◆ Written problem ◆
Without the images, print all the entries below exactly as given.

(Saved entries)
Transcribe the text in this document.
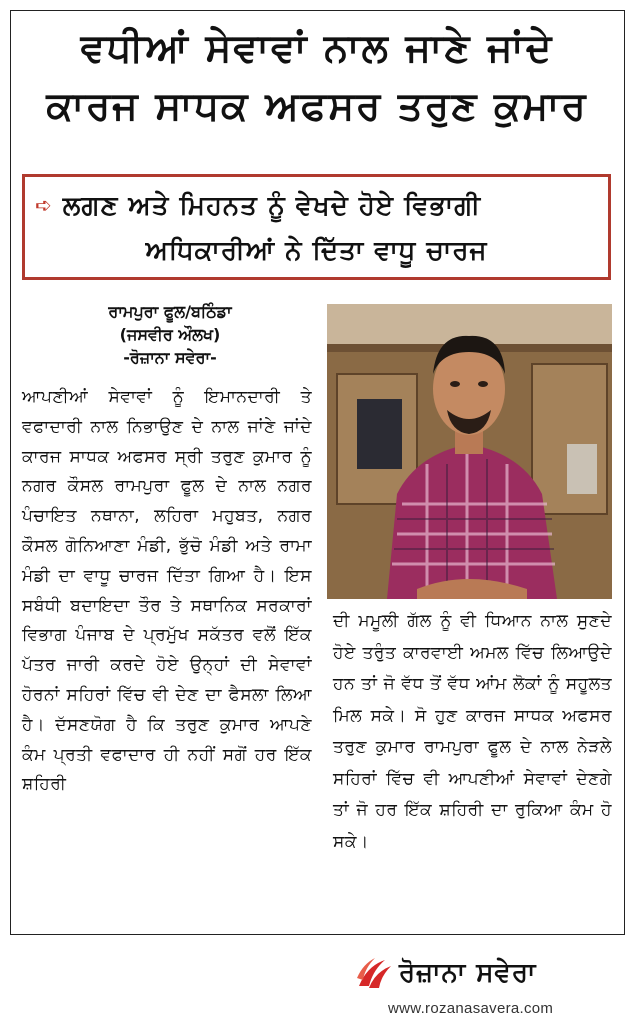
ਵਧੀਆਂ ਸੇਵਾਵਾਂ ਨਾਲ ਜਾਣੇ ਜਾਂਦੇ
ਕਾਰਜ ਸਾਧਕ ਅਫਸਰ ਤਰੁਣ ਕੁਮਾਰ
➪ ਲਗਣ ਅਤੇ ਮਿਹਨਤ ਨੂੰ ਵੇਖਦੇ ਹੋਏ ਵਿਭਾਗੀ
ਅਧਿਕਾਰੀਆਂ ਨੇ ਦਿੱਤਾ ਵਾਧੂ ਚਾਰਜ
ਰਾਮਪੁਰਾ ਫੂਲ/ਬਠਿੰਡਾ
(ਜਸਵੀਰ ਔਲਖ)
-ਰੋਜ਼ਾਨਾ ਸਵੇਰਾ-
ਆਪਣੀਆਂ ਸੇਵਾਵਾਂ ਨੂੰ ਇਮਾਨਦਾਰੀ ਤੇ ਵਫਾਦਾਰੀ ਨਾਲ ਨਿਭਾਉਣ ਦੇ ਨਾਲ ਜਾਂਣੇ ਜਾਂਦੇ ਕਾਰਜ ਸਾਧਕ ਅਫਸਰ ਸ੍ਰੀ ਤਰੁਣ ਕੁਮਾਰ ਨੂੰ ਨਗਰ ਕੌਸਲ ਰਾਮਪੁਰਾ ਫੂਲ ਦੇ ਨਾਲ ਨਗਰ ਪੰਚਾਇਤ ਨਥਾਨਾ, ਲਹਿਰਾ ਮਹੁਬਤ, ਨਗਰ ਕੌਸਲ ਗੋਨਿਆਣਾ ਮੰਡੀ, ਭੁੱਚੋ ਮੰਡੀ ਅਤੇ ਰਾਮਾ ਮੰਡੀ ਦਾ ਵਾਧੂ ਚਾਰਜ ਦਿੱਤਾ ਗਿਆ ਹੈ। ਇਸ ਸਬੰਧੀ ਬਦਾਇਦਾ ਤੌਰ ਤੇ ਸਥਾਨਿਕ ਸਰਕਾਰਾਂ ਵਿਭਾਗ ਪੰਜਾਬ ਦੇ ਪ੍ਰਮੁੱਖ ਸਕੱਤਰ ਵਲੋਂ ਇੱਕ ਪੱਤਰ ਜਾਰੀ ਕਰਦੇ ਹੋਏ ਉਨ੍ਹਾਂ ਦੀ ਸੇਵਾਵਾਂ ਹੋਰਨਾਂ ਸਹਿਰਾਂ ਵਿੱਚ ਵੀ ਦੇਣ ਦਾ ਫੈਸਲਾ ਲਿਆ ਹੈ। ਦੱਸਣਯੋਗ ਹੈ ਕਿ ਤਰੁਣ ਕੁਮਾਰ ਆਪਣੇ ਕੰਮ ਪ੍ਰਤੀ ਵਫਾਦਾਰ ਹੀ ਨਹੀਂ ਸਗੋਂ ਹਰ ਇੱਕ ਸ਼ਹਿਰੀ
ਦੀ ਮਮੂਲੀ ਗੱਲ ਨੂੰ ਵੀ ਧਿਆਨ ਨਾਲ ਸੁਣਦੇ ਹੋਏ ਤਰੁੰਤ ਕਾਰਵਾਈ ਅਮਲ ਵਿੱਚ ਲਿਆਉਦੇ ਹਨ ਤਾਂ ਜੋ ਵੱਧ ਤੋਂ ਵੱਧ ਆਂਮ ਲੋਕਾਂ ਨੂੰ ਸਹੂਲਤ ਮਿਲ ਸਕੇ। ਸੋ ਹੁਣ ਕਾਰਜ ਸਾਧਕ ਅਫਸਰ ਤਰੁਣ ਕੁਮਾਰ ਰਾਮਪੁਰਾ ਫੂਲ ਦੇ ਨਾਲ ਨੇੜਲੇ ਸਹਿਰਾਂ ਵਿੱਚ ਵੀ ਆਪਣੀਆਂ ਸੇਵਾਵਾਂ ਦੇਣਗੇ ਤਾਂ ਜੋ ਹਰ ਇੱਕ ਸ਼ਹਿਰੀ ਦਾ ਰੁਕਿਆ ਕੰਮ ਹੋ ਸਕੇ।
ਰੋਜ਼ਾਨਾ ਸਵੇਰਾ
www.rozanasavera.com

◆ Exercise result ◆
Transcribe the text in this document.
ਵਧੀਆਂ ਸੇਵਾਵਾਂ ਨਾਲ ਜਾਣੇ ਜਾਂਦੇ
ਕਾਰਜ ਸਾਧਕ ਅਫਸਰ ਤਰੁਣ ਕੁਮਾਰ
➪ ਲਗਣ ਅਤੇ ਮਿਹਨਤ ਨੂੰ ਵੇਖਦੇ ਹੋਏ ਵਿਭਾਗੀ
ਅਧਿਕਾਰੀਆਂ ਨੇ ਦਿੱਤਾ ਵਾਧੂ ਚਾਰਜ
ਰਾਮਪੁਰਾ ਫੂਲ/ਬਠਿੰਡਾ
(ਜਸਵੀਰ ਔਲਖ)
-ਰੋਜ਼ਾਨਾ ਸਵੇਰਾ-
ਆਪਣੀਆਂ ਸੇਵਾਵਾਂ ਨੂੰ ਇਮਾਨਦਾਰੀ ਤੇ ਵਫਾਦਾਰੀ ਨਾਲ ਨਿਭਾਉਣ ਦੇ ਨਾਲ ਜਾਂਣੇ ਜਾਂਦੇ ਕਾਰਜ ਸਾਧਕ ਅਫਸਰ ਸ੍ਰੀ ਤਰੁਣ ਕੁਮਾਰ ਨੂੰ ਨਗਰ ਕੌਸਲ ਰਾਮਪੁਰਾ ਫੂਲ ਦੇ ਨਾਲ ਨਗਰ ਪੰਚਾਇਤ ਨਥਾਨਾ, ਲਹਿਰਾ ਮਹੁਬਤ, ਨਗਰ ਕੌਸਲ ਗੋਨਿਆਣਾ ਮੰਡੀ, ਭੁੱਚੋ ਮੰਡੀ ਅਤੇ ਰਾਮਾ ਮੰਡੀ ਦਾ ਵਾਧੂ ਚਾਰਜ ਦਿੱਤਾ ਗਿਆ ਹੈ। ਇਸ ਸਬੰਧੀ ਬਦਾਇਦਾ ਤੌਰ ਤੇ ਸਥਾਨਿਕ ਸਰਕਾਰਾਂ ਵਿਭਾਗ ਪੰਜਾਬ ਦੇ ਪ੍ਰਮੁੱਖ ਸਕੱਤਰ ਵਲੋਂ ਇੱਕ ਪੱਤਰ ਜਾਰੀ ਕਰਦੇ ਹੋਏ ਉਨ੍ਹਾਂ ਦੀ ਸੇਵਾਵਾਂ ਹੋਰਨਾਂ ਸਹਿਰਾਂ ਵਿੱਚ ਵੀ ਦੇਣ ਦਾ ਫੈਸਲਾ ਲਿਆ ਹੈ। ਦੱਸਣਯੋਗ ਹੈ ਕਿ ਤਰੁਣ ਕੁਮਾਰ ਆਪਣੇ ਕੰਮ ਪ੍ਰਤੀ ਵਫਾਦਾਰ ਹੀ ਨਹੀਂ ਸਗੋਂ ਹਰ ਇੱਕ ਸ਼ਹਿਰੀ
ਦੀ ਮਮੂਲੀ ਗੱਲ ਨੂੰ ਵੀ ਧਿਆਨ ਨਾਲ ਸੁਣਦੇ ਹੋਏ ਤਰੁੰਤ ਕਾਰਵਾਈ ਅਮਲ ਵਿੱਚ ਲਿਆਉਦੇ ਹਨ ਤਾਂ ਜੋ ਵੱਧ ਤੋਂ ਵੱਧ ਆਂਮ ਲੋਕਾਂ ਨੂੰ ਸਹੂਲਤ ਮਿਲ ਸਕੇ। ਸੋ ਹੁਣ ਕਾਰਜ ਸਾਧਕ ਅਫਸਰ ਤਰੁਣ ਕੁਮਾਰ ਰਾਮਪੁਰਾ ਫੂਲ ਦੇ ਨਾਲ ਨੇੜਲੇ ਸਹਿਰਾਂ ਵਿੱਚ ਵੀ ਆਪਣੀਆਂ ਸੇਵਾਵਾਂ ਦੇਣਗੇ ਤਾਂ ਜੋ ਹਰ ਇੱਕ ਸ਼ਹਿਰੀ ਦਾ ਰੁਕਿਆ ਕੰਮ ਹੋ ਸਕੇ।
ਰੋਜ਼ਾਨਾ ਸਵੇਰਾ
www.rozanasavera.com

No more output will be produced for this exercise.